### Task brief
Go through the records underneath and count the lines that include the string "javierasuarezoficial". Give nothing but the number.

┌────────

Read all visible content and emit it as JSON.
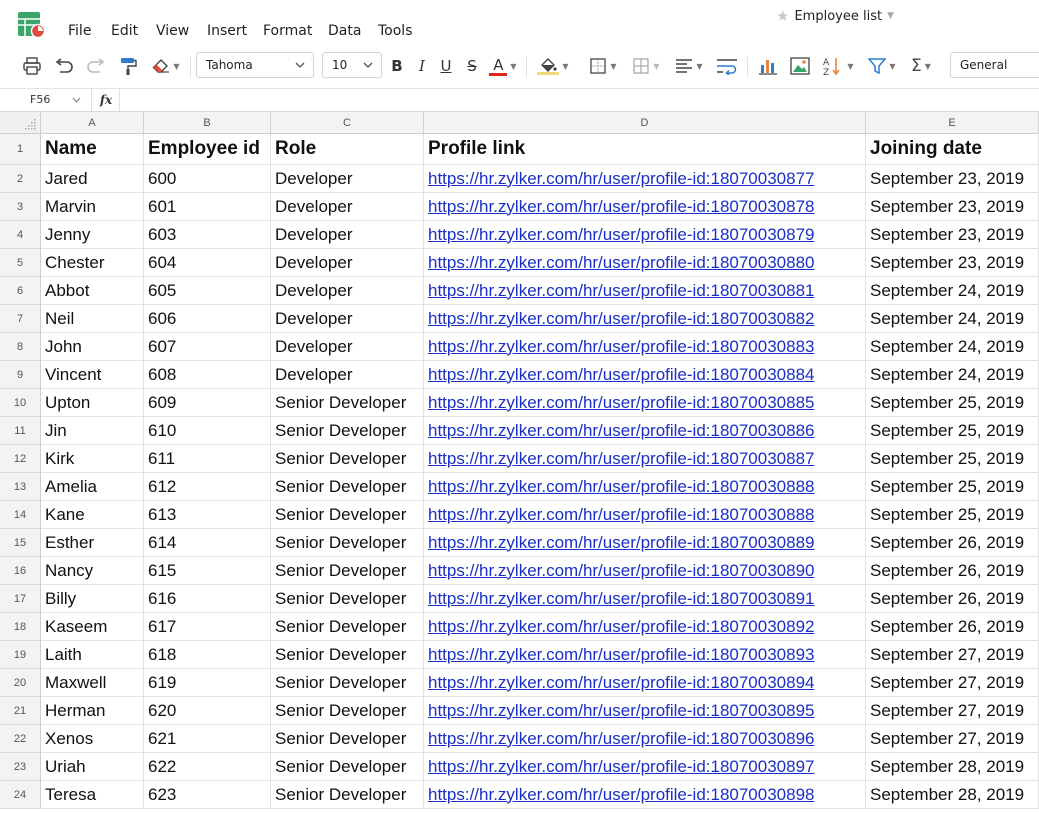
{
  "document": {
    "title": "Employee list"
  },
  "menu": [
    "File",
    "Edit",
    "View",
    "Insert",
    "Format",
    "Data",
    "Tools"
  ],
  "toolbar": {
    "font_name": "Tahoma",
    "font_size": "10",
    "bold": "B",
    "italic": "I",
    "underline": "U",
    "strike": "S",
    "font_color_letter": "A",
    "number_format": "General",
    "colors": {
      "font_color": "#e2231a",
      "fill_color": "#f2d677",
      "chart_blue": "#2d7dd2",
      "chart_orange": "#e8843a",
      "logo_green": "#39a56b",
      "logo_red": "#e14b3b"
    }
  },
  "formula_bar": {
    "cell_ref": "F56",
    "fx": "fx",
    "content": ""
  },
  "columns": [
    "A",
    "B",
    "C",
    "D",
    "E"
  ],
  "header_row": {
    "row": "1",
    "cells": [
      "Name",
      "Employee id",
      "Role",
      "Profile link",
      "Joining date"
    ]
  },
  "rows": [
    {
      "row": "2",
      "cells": [
        "Jared",
        "600",
        "Developer",
        "https://hr.zylker.com/hr/user/profile-id:18070030877",
        "September 23, 2019"
      ]
    },
    {
      "row": "3",
      "cells": [
        "Marvin",
        "601",
        "Developer",
        "https://hr.zylker.com/hr/user/profile-id:18070030878",
        "September 23, 2019"
      ]
    },
    {
      "row": "4",
      "cells": [
        "Jenny",
        "603",
        "Developer",
        "https://hr.zylker.com/hr/user/profile-id:18070030879",
        "September 23, 2019"
      ]
    },
    {
      "row": "5",
      "cells": [
        "Chester",
        "604",
        "Developer",
        "https://hr.zylker.com/hr/user/profile-id:18070030880",
        "September 23, 2019"
      ]
    },
    {
      "row": "6",
      "cells": [
        "Abbot",
        "605",
        "Developer",
        "https://hr.zylker.com/hr/user/profile-id:18070030881",
        "September 24, 2019"
      ]
    },
    {
      "row": "7",
      "cells": [
        "Neil",
        "606",
        "Developer",
        "https://hr.zylker.com/hr/user/profile-id:18070030882",
        "September 24, 2019"
      ]
    },
    {
      "row": "8",
      "cells": [
        "John",
        "607",
        "Developer",
        "https://hr.zylker.com/hr/user/profile-id:18070030883",
        "September 24, 2019"
      ]
    },
    {
      "row": "9",
      "cells": [
        "Vincent",
        "608",
        "Developer",
        "https://hr.zylker.com/hr/user/profile-id:18070030884",
        "September 24, 2019"
      ]
    },
    {
      "row": "10",
      "cells": [
        "Upton",
        "609",
        "Senior Developer",
        "https://hr.zylker.com/hr/user/profile-id:18070030885",
        "September 25, 2019"
      ]
    },
    {
      "row": "11",
      "cells": [
        "Jin",
        "610",
        "Senior Developer",
        "https://hr.zylker.com/hr/user/profile-id:18070030886",
        "September 25, 2019"
      ]
    },
    {
      "row": "12",
      "cells": [
        "Kirk",
        "611",
        "Senior Developer",
        "https://hr.zylker.com/hr/user/profile-id:18070030887",
        "September 25, 2019"
      ]
    },
    {
      "row": "13",
      "cells": [
        "Amelia",
        "612",
        "Senior Developer",
        "https://hr.zylker.com/hr/user/profile-id:18070030888",
        "September 25, 2019"
      ]
    },
    {
      "row": "14",
      "cells": [
        "Kane",
        "613",
        "Senior Developer",
        "https://hr.zylker.com/hr/user/profile-id:18070030888",
        "September 25, 2019"
      ]
    },
    {
      "row": "15",
      "cells": [
        "Esther",
        "614",
        "Senior Developer",
        "https://hr.zylker.com/hr/user/profile-id:18070030889",
        "September 26, 2019"
      ]
    },
    {
      "row": "16",
      "cells": [
        "Nancy",
        "615",
        "Senior Developer",
        "https://hr.zylker.com/hr/user/profile-id:18070030890",
        "September 26, 2019"
      ]
    },
    {
      "row": "17",
      "cells": [
        "Billy",
        "616",
        "Senior Developer",
        "https://hr.zylker.com/hr/user/profile-id:18070030891",
        "September 26, 2019"
      ]
    },
    {
      "row": "18",
      "cells": [
        "Kaseem",
        "617",
        "Senior Developer",
        "https://hr.zylker.com/hr/user/profile-id:18070030892",
        "September 26, 2019"
      ]
    },
    {
      "row": "19",
      "cells": [
        "Laith",
        "618",
        "Senior Developer",
        "https://hr.zylker.com/hr/user/profile-id:18070030893",
        "September 27, 2019"
      ]
    },
    {
      "row": "20",
      "cells": [
        "Maxwell",
        "619",
        "Senior Developer",
        "https://hr.zylker.com/hr/user/profile-id:18070030894",
        "September 27, 2019"
      ]
    },
    {
      "row": "21",
      "cells": [
        "Herman",
        "620",
        "Senior Developer",
        "https://hr.zylker.com/hr/user/profile-id:18070030895",
        "September 27, 2019"
      ]
    },
    {
      "row": "22",
      "cells": [
        "Xenos",
        "621",
        "Senior Developer",
        "https://hr.zylker.com/hr/user/profile-id:18070030896",
        "September 27, 2019"
      ]
    },
    {
      "row": "23",
      "cells": [
        "Uriah",
        "622",
        "Senior Developer",
        "https://hr.zylker.com/hr/user/profile-id:18070030897",
        "September 28, 2019"
      ]
    },
    {
      "row": "24",
      "cells": [
        "Teresa",
        "623",
        "Senior Developer",
        "https://hr.zylker.com/hr/user/profile-id:18070030898",
        "September 28, 2019"
      ]
    }
  ]
}
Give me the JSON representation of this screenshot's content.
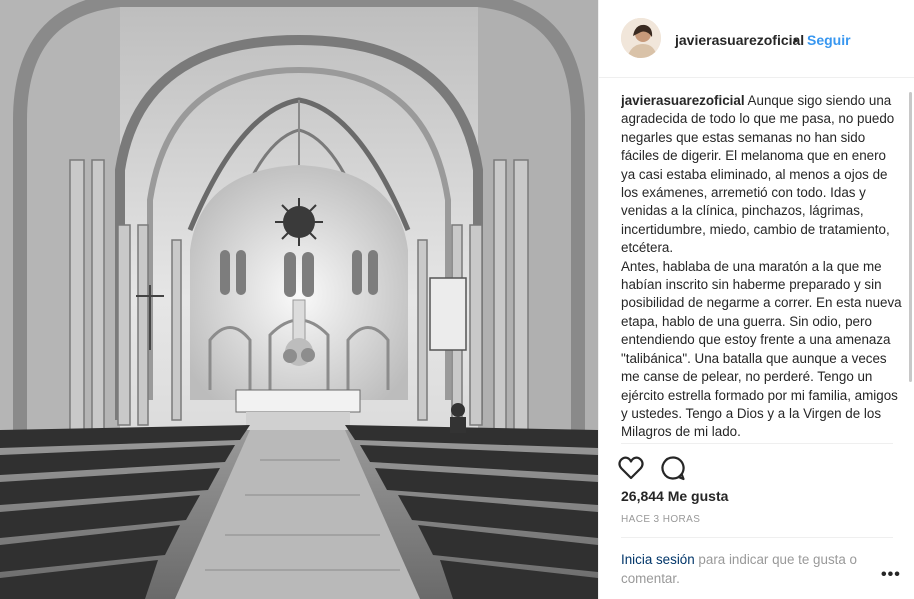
{
  "post": {
    "username": "javierasuarezoficial",
    "separator": "•",
    "follow_label": "Seguir",
    "caption_user": "javierasuarezoficial",
    "caption_text": " Aunque sigo siendo una agradecida de todo lo que me pasa, no puedo negarles que estas semanas no han sido fáciles de digerir. El melanoma que en enero ya casi estaba eliminado, al menos a ojos de los exámenes, arremetió con todo. Idas y venidas a la clínica, pinchazos, lágrimas, incertidumbre, miedo, cambio de tratamiento, etcétera.\nAntes, hablaba de una maratón a la que me habían inscrito sin haberme preparado y sin posibilidad de negarme a correr. En esta nueva etapa, hablo de una guerra. Sin odio, pero entendiendo que estoy frente a una amenaza \"talibánica\". Una batalla que aunque a veces me canse de pelear, no perderé. Tengo un ejército estrella formado por mi familia, amigos y ustedes. Tengo a Dios y a la Virgen de los Milagros de mi lado.",
    "likes": "26,844 Me gusta",
    "time": "HACE 3 HORAS",
    "login_link": "Inicia sesión",
    "login_rest": " para indicar que te gusta o comentar.",
    "more_label": "•••"
  },
  "icons": {
    "like": "heart-outline-icon",
    "comment": "speech-bubble-icon",
    "more": "ellipsis-icon"
  },
  "colors": {
    "link_blue": "#3897f0",
    "login_blue": "#003569",
    "muted": "#999999",
    "text": "#262626"
  }
}
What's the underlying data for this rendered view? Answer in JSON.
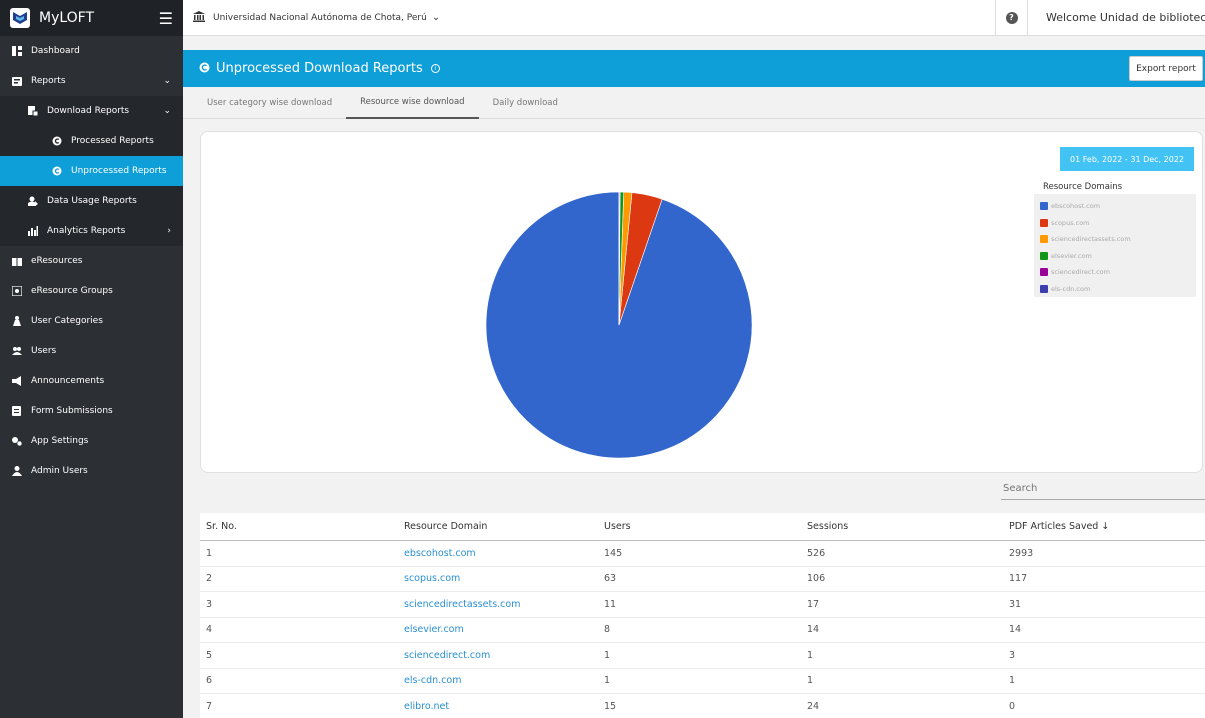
{
  "app": {
    "name": "MyLOFT"
  },
  "sidebar": {
    "items": [
      {
        "label": "Dashboard",
        "icon": "dashboard-icon"
      },
      {
        "label": "Reports",
        "icon": "reports-icon"
      },
      {
        "label": "Download Reports",
        "icon": "download-icon"
      },
      {
        "label": "Processed Reports",
        "icon": "copyright-icon"
      },
      {
        "label": "Unprocessed Reports",
        "icon": "copyright-icon"
      },
      {
        "label": "Data Usage Reports",
        "icon": "data-usage-icon"
      },
      {
        "label": "Analytics Reports",
        "icon": "analytics-icon"
      },
      {
        "label": "eResources",
        "icon": "book-icon"
      },
      {
        "label": "eResource Groups",
        "icon": "group-icon"
      },
      {
        "label": "User Categories",
        "icon": "user-categories-icon"
      },
      {
        "label": "Users",
        "icon": "users-icon"
      },
      {
        "label": "Announcements",
        "icon": "megaphone-icon"
      },
      {
        "label": "Form Submissions",
        "icon": "form-icon"
      },
      {
        "label": "App Settings",
        "icon": "settings-icon"
      },
      {
        "label": "Admin Users",
        "icon": "admin-icon"
      }
    ]
  },
  "topbar": {
    "institution": "Universidad Nacional Autónoma de Chota, Perú",
    "welcome": "Welcome Unidad de biblioteca"
  },
  "header": {
    "title": "Unprocessed Download Reports",
    "export_label": "Export report"
  },
  "tabs": [
    {
      "label": "User category wise download"
    },
    {
      "label": "Resource wise download"
    },
    {
      "label": "Daily download"
    }
  ],
  "chart": {
    "date_range": "01 Feb, 2022 - 31 Dec, 2022",
    "legend_title": "Resource Domains",
    "colors": [
      "#3366cc",
      "#dc3912",
      "#ff9900",
      "#109618",
      "#990099",
      "#3b3eac"
    ]
  },
  "chart_data": {
    "type": "pie",
    "categories": [
      "ebscohost.com",
      "scopus.com",
      "sciencedirectassets.com",
      "elsevier.com",
      "sciencedirect.com",
      "els-cdn.com"
    ],
    "values": [
      2993,
      117,
      31,
      14,
      3,
      1
    ]
  },
  "search": {
    "placeholder": "Search"
  },
  "table": {
    "headers": [
      "Sr. No.",
      "Resource Domain",
      "Users",
      "Sessions",
      "PDF Articles Saved ↓"
    ],
    "rows": [
      [
        "1",
        "ebscohost.com",
        "145",
        "526",
        "2993"
      ],
      [
        "2",
        "scopus.com",
        "63",
        "106",
        "117"
      ],
      [
        "3",
        "sciencedirectassets.com",
        "11",
        "17",
        "31"
      ],
      [
        "4",
        "elsevier.com",
        "8",
        "14",
        "14"
      ],
      [
        "5",
        "sciencedirect.com",
        "1",
        "1",
        "3"
      ],
      [
        "6",
        "els-cdn.com",
        "1",
        "1",
        "1"
      ],
      [
        "7",
        "elibro.net",
        "15",
        "24",
        "0"
      ]
    ]
  }
}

└────────

### Exercise answer
2